What you should do –
From the listing below, extract every line containing "title".

------------

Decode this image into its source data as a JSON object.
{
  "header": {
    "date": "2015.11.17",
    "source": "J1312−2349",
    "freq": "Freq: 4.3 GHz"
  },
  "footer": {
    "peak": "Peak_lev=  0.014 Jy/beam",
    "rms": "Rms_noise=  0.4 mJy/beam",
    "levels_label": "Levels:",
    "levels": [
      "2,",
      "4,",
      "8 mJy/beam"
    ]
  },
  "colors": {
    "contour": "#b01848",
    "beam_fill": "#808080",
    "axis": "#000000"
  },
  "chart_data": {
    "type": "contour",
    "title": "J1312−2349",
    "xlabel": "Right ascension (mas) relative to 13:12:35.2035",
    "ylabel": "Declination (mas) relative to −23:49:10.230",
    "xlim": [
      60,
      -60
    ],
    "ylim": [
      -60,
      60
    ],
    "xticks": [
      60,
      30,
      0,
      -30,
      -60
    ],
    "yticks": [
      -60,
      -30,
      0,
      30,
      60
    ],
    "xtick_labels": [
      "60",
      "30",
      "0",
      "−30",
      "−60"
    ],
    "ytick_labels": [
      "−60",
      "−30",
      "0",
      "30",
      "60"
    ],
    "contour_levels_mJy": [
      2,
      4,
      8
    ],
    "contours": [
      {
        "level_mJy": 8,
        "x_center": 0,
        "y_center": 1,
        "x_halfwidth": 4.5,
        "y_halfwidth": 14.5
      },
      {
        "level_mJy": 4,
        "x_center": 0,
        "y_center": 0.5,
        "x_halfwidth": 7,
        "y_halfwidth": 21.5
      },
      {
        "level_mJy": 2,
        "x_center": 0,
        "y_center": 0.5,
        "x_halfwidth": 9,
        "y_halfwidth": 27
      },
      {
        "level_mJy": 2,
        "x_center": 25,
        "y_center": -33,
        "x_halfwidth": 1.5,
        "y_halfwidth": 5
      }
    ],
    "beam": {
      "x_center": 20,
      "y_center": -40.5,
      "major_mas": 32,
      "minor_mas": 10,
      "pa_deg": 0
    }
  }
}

------------

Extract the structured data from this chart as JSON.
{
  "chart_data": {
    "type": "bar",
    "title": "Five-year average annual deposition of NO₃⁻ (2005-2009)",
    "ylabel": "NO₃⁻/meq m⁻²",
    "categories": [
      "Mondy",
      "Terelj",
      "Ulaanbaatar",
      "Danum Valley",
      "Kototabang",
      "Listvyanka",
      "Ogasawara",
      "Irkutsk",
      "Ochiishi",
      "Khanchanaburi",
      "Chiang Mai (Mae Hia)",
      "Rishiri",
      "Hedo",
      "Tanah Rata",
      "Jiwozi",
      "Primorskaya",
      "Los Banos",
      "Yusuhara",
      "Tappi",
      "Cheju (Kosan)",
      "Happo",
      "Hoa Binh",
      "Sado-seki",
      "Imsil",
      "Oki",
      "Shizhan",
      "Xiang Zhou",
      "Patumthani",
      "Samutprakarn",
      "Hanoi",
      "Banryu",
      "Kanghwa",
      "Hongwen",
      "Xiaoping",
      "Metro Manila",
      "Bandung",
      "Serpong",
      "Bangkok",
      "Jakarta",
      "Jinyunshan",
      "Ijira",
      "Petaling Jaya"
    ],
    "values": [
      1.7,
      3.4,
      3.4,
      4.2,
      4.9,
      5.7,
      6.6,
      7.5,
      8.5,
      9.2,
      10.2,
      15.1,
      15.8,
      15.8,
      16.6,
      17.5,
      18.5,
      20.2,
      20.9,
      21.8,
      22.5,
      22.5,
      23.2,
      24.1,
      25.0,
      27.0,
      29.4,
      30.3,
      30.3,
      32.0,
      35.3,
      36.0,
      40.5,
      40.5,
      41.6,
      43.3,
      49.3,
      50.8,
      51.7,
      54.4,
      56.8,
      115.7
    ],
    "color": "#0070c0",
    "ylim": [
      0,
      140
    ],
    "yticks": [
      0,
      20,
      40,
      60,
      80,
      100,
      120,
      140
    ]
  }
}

------------

The reply –
    "title": "J1312−2349",
    "title": "Five-year average annual deposition of NO₃⁻ (2005-2009)",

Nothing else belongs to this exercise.